*Task details*
Copy all of the entries that follow, exactly.

*Exercise materials*
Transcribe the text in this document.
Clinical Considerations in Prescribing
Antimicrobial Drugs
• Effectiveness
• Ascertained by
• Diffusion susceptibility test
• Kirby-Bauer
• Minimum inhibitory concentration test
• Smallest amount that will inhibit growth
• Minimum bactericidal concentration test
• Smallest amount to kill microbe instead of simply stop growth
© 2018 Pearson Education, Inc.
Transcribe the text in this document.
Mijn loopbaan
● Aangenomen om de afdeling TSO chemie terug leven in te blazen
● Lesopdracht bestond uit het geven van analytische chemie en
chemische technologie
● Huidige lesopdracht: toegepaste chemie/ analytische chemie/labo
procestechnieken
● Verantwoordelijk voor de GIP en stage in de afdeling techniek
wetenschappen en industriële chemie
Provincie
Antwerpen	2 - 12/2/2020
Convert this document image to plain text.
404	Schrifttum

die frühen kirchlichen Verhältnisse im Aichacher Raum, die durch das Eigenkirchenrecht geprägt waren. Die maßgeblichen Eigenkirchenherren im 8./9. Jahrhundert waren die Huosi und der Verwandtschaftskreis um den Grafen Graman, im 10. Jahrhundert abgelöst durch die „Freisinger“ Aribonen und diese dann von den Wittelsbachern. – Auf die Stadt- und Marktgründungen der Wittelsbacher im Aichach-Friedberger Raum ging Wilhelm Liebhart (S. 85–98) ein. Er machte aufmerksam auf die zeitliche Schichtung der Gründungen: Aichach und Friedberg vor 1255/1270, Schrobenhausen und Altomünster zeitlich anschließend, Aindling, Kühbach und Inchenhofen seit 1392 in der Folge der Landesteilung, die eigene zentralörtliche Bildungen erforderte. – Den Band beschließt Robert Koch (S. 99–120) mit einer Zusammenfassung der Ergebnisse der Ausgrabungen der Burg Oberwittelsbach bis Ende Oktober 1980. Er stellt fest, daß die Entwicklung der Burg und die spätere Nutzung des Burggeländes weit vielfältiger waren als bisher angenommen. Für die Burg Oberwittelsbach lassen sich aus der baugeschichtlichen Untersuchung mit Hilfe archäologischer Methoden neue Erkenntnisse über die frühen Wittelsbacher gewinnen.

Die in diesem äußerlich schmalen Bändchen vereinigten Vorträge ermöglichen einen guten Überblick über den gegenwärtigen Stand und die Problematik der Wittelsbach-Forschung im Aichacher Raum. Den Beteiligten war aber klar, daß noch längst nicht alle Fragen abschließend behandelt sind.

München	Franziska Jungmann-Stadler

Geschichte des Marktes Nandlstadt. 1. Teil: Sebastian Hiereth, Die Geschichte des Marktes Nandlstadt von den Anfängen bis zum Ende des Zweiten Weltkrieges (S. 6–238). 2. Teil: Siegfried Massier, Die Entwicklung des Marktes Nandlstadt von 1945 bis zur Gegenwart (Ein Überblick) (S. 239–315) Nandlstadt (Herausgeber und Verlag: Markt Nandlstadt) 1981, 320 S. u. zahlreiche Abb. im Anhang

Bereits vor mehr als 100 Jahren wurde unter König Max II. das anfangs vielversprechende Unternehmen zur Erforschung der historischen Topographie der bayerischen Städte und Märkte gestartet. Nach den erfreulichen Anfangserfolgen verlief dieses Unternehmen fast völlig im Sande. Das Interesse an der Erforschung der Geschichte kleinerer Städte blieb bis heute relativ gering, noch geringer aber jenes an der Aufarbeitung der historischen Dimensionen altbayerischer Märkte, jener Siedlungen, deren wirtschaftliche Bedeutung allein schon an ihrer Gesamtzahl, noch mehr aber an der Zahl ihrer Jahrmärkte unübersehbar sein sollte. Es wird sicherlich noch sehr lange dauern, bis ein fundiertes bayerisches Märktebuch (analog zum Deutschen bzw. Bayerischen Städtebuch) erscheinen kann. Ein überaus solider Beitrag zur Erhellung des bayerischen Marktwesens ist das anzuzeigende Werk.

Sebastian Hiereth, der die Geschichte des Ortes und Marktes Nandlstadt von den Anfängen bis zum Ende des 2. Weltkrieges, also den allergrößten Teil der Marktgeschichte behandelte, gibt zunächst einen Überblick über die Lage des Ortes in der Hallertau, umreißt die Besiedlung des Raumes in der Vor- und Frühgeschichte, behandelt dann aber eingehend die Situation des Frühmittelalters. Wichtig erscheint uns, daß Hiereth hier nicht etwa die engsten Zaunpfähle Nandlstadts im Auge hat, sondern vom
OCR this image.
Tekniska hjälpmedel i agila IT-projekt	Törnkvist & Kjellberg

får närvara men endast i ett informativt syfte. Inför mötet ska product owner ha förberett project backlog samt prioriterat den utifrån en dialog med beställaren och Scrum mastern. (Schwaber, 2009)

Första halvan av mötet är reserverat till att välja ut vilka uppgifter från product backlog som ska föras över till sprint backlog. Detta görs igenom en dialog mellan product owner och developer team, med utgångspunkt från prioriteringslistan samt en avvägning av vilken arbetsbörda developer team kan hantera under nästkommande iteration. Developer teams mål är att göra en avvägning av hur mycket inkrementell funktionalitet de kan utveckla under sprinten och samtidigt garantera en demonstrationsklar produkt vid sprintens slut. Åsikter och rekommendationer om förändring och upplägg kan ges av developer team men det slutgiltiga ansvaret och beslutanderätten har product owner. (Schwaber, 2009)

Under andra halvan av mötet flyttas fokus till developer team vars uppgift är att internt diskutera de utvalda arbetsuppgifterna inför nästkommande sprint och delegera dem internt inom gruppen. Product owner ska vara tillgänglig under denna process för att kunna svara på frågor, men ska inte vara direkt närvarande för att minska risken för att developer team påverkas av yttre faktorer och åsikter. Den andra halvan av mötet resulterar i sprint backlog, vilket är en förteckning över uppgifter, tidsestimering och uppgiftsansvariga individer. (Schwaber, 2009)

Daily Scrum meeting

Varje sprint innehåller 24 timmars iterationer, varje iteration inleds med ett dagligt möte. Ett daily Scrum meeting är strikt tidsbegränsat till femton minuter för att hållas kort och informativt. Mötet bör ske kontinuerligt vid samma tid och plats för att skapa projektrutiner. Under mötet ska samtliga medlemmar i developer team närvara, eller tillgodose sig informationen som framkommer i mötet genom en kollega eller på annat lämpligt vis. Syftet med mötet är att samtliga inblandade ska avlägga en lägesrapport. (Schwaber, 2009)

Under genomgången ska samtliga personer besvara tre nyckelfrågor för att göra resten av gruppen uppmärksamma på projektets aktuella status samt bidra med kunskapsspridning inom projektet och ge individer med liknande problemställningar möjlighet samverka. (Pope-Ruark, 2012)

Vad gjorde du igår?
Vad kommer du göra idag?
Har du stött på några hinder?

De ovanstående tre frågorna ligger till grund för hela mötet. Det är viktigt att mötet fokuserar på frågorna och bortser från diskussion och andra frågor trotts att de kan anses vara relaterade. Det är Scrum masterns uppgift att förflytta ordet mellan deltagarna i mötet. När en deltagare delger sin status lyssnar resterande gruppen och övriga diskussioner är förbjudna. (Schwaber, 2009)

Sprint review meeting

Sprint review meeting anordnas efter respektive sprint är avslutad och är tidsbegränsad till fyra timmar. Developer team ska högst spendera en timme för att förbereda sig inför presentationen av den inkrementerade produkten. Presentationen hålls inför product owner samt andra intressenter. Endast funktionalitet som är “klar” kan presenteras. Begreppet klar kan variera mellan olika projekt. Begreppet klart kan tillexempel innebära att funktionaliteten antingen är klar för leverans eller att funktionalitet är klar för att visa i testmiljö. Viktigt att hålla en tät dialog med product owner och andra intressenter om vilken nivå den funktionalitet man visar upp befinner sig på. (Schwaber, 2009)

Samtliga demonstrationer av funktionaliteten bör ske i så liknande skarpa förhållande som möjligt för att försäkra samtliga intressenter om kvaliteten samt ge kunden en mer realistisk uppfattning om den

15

*Written answer*
Transcribe the text in this document.
Clinical Considerations in Prescribing
Antimicrobial Drugs
• Effectiveness
• Ascertained by
• Diffusion susceptibility test
• Kirby-Bauer
• Minimum inhibitory concentration test
• Smallest amount that will inhibit growth
• Minimum bactericidal concentration test
• Smallest amount to kill microbe instead of simply stop growth
© 2018 Pearson Education, Inc.
Transcribe the text in this document.
Mijn loopbaan
● Aangenomen om de afdeling TSO chemie terug leven in te blazen
● Lesopdracht bestond uit het geven van analytische chemie en
chemische technologie
● Huidige lesopdracht: toegepaste chemie/ analytische chemie/labo
procestechnieken
● Verantwoordelijk voor de GIP en stage in de afdeling techniek
wetenschappen en industriële chemie
Provincie
Antwerpen	2 - 12/2/2020
Convert this document image to plain text.
404	Schrifttum

die frühen kirchlichen Verhältnisse im Aichacher Raum, die durch das Eigenkirchenrecht geprägt waren. Die maßgeblichen Eigenkirchenherren im 8./9. Jahrhundert waren die Huosi und der Verwandtschaftskreis um den Grafen Graman, im 10. Jahrhundert abgelöst durch die „Freisinger“ Aribonen und diese dann von den Wittelsbachern. – Auf die Stadt- und Marktgründungen der Wittelsbacher im Aichach-Friedberger Raum ging Wilhelm Liebhart (S. 85–98) ein. Er machte aufmerksam auf die zeitliche Schichtung der Gründungen: Aichach und Friedberg vor 1255/1270, Schrobenhausen und Altomünster zeitlich anschließend, Aindling, Kühbach und Inchenhofen seit 1392 in der Folge der Landesteilung, die eigene zentralörtliche Bildungen erforderte. – Den Band beschließt Robert Koch (S. 99–120) mit einer Zusammenfassung der Ergebnisse der Ausgrabungen der Burg Oberwittelsbach bis Ende Oktober 1980. Er stellt fest, daß die Entwicklung der Burg und die spätere Nutzung des Burggeländes weit vielfältiger waren als bisher angenommen. Für die Burg Oberwittelsbach lassen sich aus der baugeschichtlichen Untersuchung mit Hilfe archäologischer Methoden neue Erkenntnisse über die frühen Wittelsbacher gewinnen.

Die in diesem äußerlich schmalen Bändchen vereinigten Vorträge ermöglichen einen guten Überblick über den gegenwärtigen Stand und die Problematik der Wittelsbach-Forschung im Aichacher Raum. Den Beteiligten war aber klar, daß noch längst nicht alle Fragen abschließend behandelt sind.

München	Franziska Jungmann-Stadler

Geschichte des Marktes Nandlstadt. 1. Teil: Sebastian Hiereth, Die Geschichte des Marktes Nandlstadt von den Anfängen bis zum Ende des Zweiten Weltkrieges (S. 6–238). 2. Teil: Siegfried Massier, Die Entwicklung des Marktes Nandlstadt von 1945 bis zur Gegenwart (Ein Überblick) (S. 239–315) Nandlstadt (Herausgeber und Verlag: Markt Nandlstadt) 1981, 320 S. u. zahlreiche Abb. im Anhang

Bereits vor mehr als 100 Jahren wurde unter König Max II. das anfangs vielversprechende Unternehmen zur Erforschung der historischen Topographie der bayerischen Städte und Märkte gestartet. Nach den erfreulichen Anfangserfolgen verlief dieses Unternehmen fast völlig im Sande. Das Interesse an der Erforschung der Geschichte kleinerer Städte blieb bis heute relativ gering, noch geringer aber jenes an der Aufarbeitung der historischen Dimensionen altbayerischer Märkte, jener Siedlungen, deren wirtschaftliche Bedeutung allein schon an ihrer Gesamtzahl, noch mehr aber an der Zahl ihrer Jahrmärkte unübersehbar sein sollte. Es wird sicherlich noch sehr lange dauern, bis ein fundiertes bayerisches Märktebuch (analog zum Deutschen bzw. Bayerischen Städtebuch) erscheinen kann. Ein überaus solider Beitrag zur Erhellung des bayerischen Marktwesens ist das anzuzeigende Werk.

Sebastian Hiereth, der die Geschichte des Ortes und Marktes Nandlstadt von den Anfängen bis zum Ende des 2. Weltkrieges, also den allergrößten Teil der Marktgeschichte behandelte, gibt zunächst einen Überblick über die Lage des Ortes in der Hallertau, umreißt die Besiedlung des Raumes in der Vor- und Frühgeschichte, behandelt dann aber eingehend die Situation des Frühmittelalters. Wichtig erscheint uns, daß Hiereth hier nicht etwa die engsten Zaunpfähle Nandlstadts im Auge hat, sondern vom
OCR this image.
Tekniska hjälpmedel i agila IT-projekt	Törnkvist & Kjellberg

får närvara men endast i ett informativt syfte. Inför mötet ska product owner ha förberett project backlog samt prioriterat den utifrån en dialog med beställaren och Scrum mastern. (Schwaber, 2009)

Första halvan av mötet är reserverat till att välja ut vilka uppgifter från product backlog som ska föras över till sprint backlog. Detta görs igenom en dialog mellan product owner och developer team, med utgångspunkt från prioriteringslistan samt en avvägning av vilken arbetsbörda developer team kan hantera under nästkommande iteration. Developer teams mål är att göra en avvägning av hur mycket inkrementell funktionalitet de kan utveckla under sprinten och samtidigt garantera en demonstrationsklar produkt vid sprintens slut. Åsikter och rekommendationer om förändring och upplägg kan ges av developer team men det slutgiltiga ansvaret och beslutanderätten har product owner. (Schwaber, 2009)

Under andra halvan av mötet flyttas fokus till developer team vars uppgift är att internt diskutera de utvalda arbetsuppgifterna inför nästkommande sprint och delegera dem internt inom gruppen. Product owner ska vara tillgänglig under denna process för att kunna svara på frågor, men ska inte vara direkt närvarande för att minska risken för att developer team påverkas av yttre faktorer och åsikter. Den andra halvan av mötet resulterar i sprint backlog, vilket är en förteckning över uppgifter, tidsestimering och uppgiftsansvariga individer. (Schwaber, 2009)

Daily Scrum meeting

Varje sprint innehåller 24 timmars iterationer, varje iteration inleds med ett dagligt möte. Ett daily Scrum meeting är strikt tidsbegränsat till femton minuter för att hållas kort och informativt. Mötet bör ske kontinuerligt vid samma tid och plats för att skapa projektrutiner. Under mötet ska samtliga medlemmar i developer team närvara, eller tillgodose sig informationen som framkommer i mötet genom en kollega eller på annat lämpligt vis. Syftet med mötet är att samtliga inblandade ska avlägga en lägesrapport. (Schwaber, 2009)

Under genomgången ska samtliga personer besvara tre nyckelfrågor för att göra resten av gruppen uppmärksamma på projektets aktuella status samt bidra med kunskapsspridning inom projektet och ge individer med liknande problemställningar möjlighet samverka. (Pope-Ruark, 2012)

Vad gjorde du igår?
Vad kommer du göra idag?
Har du stött på några hinder?

De ovanstående tre frågorna ligger till grund för hela mötet. Det är viktigt att mötet fokuserar på frågorna och bortser från diskussion och andra frågor trotts att de kan anses vara relaterade. Det är Scrum masterns uppgift att förflytta ordet mellan deltagarna i mötet. När en deltagare delger sin status lyssnar resterande gruppen och övriga diskussioner är förbjudna. (Schwaber, 2009)

Sprint review meeting

Sprint review meeting anordnas efter respektive sprint är avslutad och är tidsbegränsad till fyra timmar. Developer team ska högst spendera en timme för att förbereda sig inför presentationen av den inkrementerade produkten. Presentationen hålls inför product owner samt andra intressenter. Endast funktionalitet som är “klar” kan presenteras. Begreppet klar kan variera mellan olika projekt. Begreppet klart kan tillexempel innebära att funktionaliteten antingen är klar för leverans eller att funktionalitet är klar för att visa i testmiljö. Viktigt att hålla en tät dialog med product owner och andra intressenter om vilken nivå den funktionalitet man visar upp befinner sig på. (Schwaber, 2009)

Samtliga demonstrationer av funktionaliteten bör ske i så liknande skarpa förhållande som möjligt för att försäkra samtliga intressenter om kvaliteten samt ge kunden en mer realistisk uppfattning om den

15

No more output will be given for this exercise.